» **Recorded data**
▬▬▬▬▬▬

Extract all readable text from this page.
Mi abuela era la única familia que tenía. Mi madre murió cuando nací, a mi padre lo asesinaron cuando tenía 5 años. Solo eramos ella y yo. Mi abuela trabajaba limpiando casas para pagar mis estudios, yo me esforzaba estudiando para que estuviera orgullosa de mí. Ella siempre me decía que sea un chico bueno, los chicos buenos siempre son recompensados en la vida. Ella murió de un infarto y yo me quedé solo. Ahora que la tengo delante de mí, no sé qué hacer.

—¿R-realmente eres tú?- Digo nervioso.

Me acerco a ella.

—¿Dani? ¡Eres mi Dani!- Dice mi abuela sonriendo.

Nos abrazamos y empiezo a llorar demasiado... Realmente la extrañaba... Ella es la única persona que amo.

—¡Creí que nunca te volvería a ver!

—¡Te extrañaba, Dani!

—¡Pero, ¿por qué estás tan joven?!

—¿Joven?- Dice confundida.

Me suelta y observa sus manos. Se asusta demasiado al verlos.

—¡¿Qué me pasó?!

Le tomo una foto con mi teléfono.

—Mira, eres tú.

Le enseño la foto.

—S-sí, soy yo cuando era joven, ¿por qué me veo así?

▬▬▬▬▬▬

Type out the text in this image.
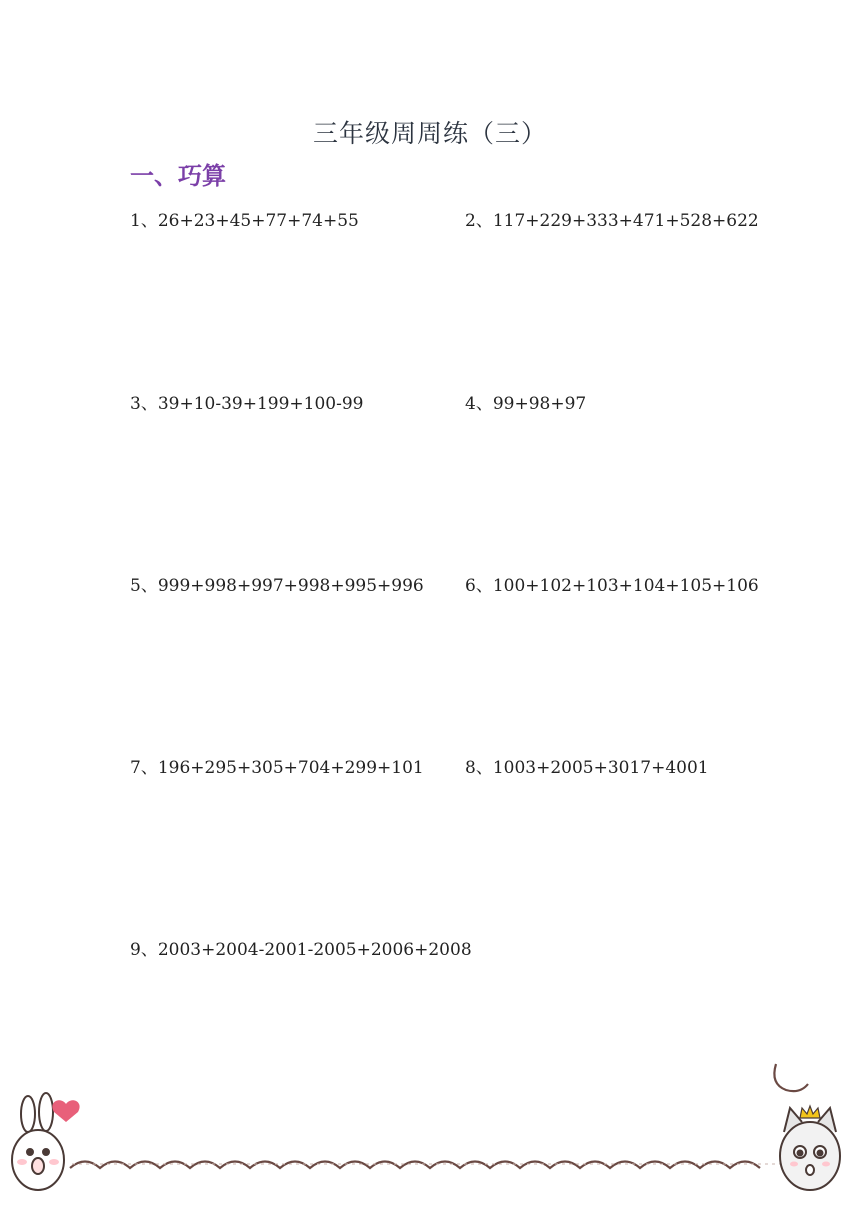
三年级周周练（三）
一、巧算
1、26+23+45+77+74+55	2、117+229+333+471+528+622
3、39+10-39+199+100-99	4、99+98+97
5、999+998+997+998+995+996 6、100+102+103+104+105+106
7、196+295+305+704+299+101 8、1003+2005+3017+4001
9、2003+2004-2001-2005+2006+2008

▬▬▬▬▬▬

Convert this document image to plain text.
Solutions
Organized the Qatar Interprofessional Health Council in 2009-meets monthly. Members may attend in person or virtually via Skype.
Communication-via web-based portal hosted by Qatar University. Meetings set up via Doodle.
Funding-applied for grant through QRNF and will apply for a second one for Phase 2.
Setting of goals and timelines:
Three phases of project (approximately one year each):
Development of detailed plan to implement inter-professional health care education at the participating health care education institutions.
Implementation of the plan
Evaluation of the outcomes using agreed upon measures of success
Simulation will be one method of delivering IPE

▬▬▬▬▬▬

» **Stated task**
Copy all lines from the material that hold "extrañaba".

» **The reply**
Nos abrazamos y empiezo a llorar demasiado... Realmente la extrañaba... Ella es la única persona que amo.
—¡Te extrañaba, Dani!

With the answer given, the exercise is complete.